EXERCISE INSTRUCTIONS:
Transcribe the data that follows precisely, omitting nothing.

RECORD EXTRACTS:
— Start —

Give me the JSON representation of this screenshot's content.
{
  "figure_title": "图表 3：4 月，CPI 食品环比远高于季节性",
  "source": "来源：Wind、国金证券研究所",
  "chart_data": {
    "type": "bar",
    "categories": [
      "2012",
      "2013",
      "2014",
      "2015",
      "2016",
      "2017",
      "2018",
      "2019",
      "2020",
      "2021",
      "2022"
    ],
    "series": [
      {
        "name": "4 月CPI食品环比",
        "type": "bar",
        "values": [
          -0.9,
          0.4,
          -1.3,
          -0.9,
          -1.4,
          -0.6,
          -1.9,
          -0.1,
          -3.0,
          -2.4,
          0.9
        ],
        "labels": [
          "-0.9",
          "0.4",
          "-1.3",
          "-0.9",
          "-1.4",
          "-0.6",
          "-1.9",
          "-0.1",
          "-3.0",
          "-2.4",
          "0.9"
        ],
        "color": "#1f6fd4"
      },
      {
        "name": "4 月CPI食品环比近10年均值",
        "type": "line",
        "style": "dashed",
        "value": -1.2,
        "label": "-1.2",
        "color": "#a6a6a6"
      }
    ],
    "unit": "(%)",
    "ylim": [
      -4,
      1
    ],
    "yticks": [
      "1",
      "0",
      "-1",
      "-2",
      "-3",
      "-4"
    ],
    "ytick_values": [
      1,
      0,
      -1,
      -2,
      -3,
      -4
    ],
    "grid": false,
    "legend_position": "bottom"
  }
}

— End —

EXERCISE ANSWER:
Give me the JSON representation of this screenshot's content.
{
  "figure_title": "图表 3：4 月，CPI 食品环比远高于季节性",
  "source": "来源：Wind、国金证券研究所",
  "chart_data": {
    "type": "bar",
    "categories": [
      "2012",
      "2013",
      "2014",
      "2015",
      "2016",
      "2017",
      "2018",
      "2019",
      "2020",
      "2021",
      "2022"
    ],
    "series": [
      {
        "name": "4 月CPI食品环比",
        "type": "bar",
        "values": [
          -0.9,
          0.4,
          -1.3,
          -0.9,
          -1.4,
          -0.6,
          -1.9,
          -0.1,
          -3.0,
          -2.4,
          0.9
        ],
        "labels": [
          "-0.9",
          "0.4",
          "-1.3",
          "-0.9",
          "-1.4",
          "-0.6",
          "-1.9",
          "-0.1",
          "-3.0",
          "-2.4",
          "0.9"
        ],
        "color": "#1f6fd4"
      },
      {
        "name": "4 月CPI食品环比近10年均值",
        "type": "line",
        "style": "dashed",
        "value": -1.2,
        "label": "-1.2",
        "color": "#a6a6a6"
      }
    ],
    "unit": "(%)",
    "ylim": [
      -4,
      1
    ],
    "yticks": [
      "1",
      "0",
      "-1",
      "-2",
      "-3",
      "-4"
    ],
    "ytick_values": [
      1,
      0,
      -1,
      -2,
      -3,
      -4
    ],
    "grid": false,
    "legend_position": "bottom"
  }
}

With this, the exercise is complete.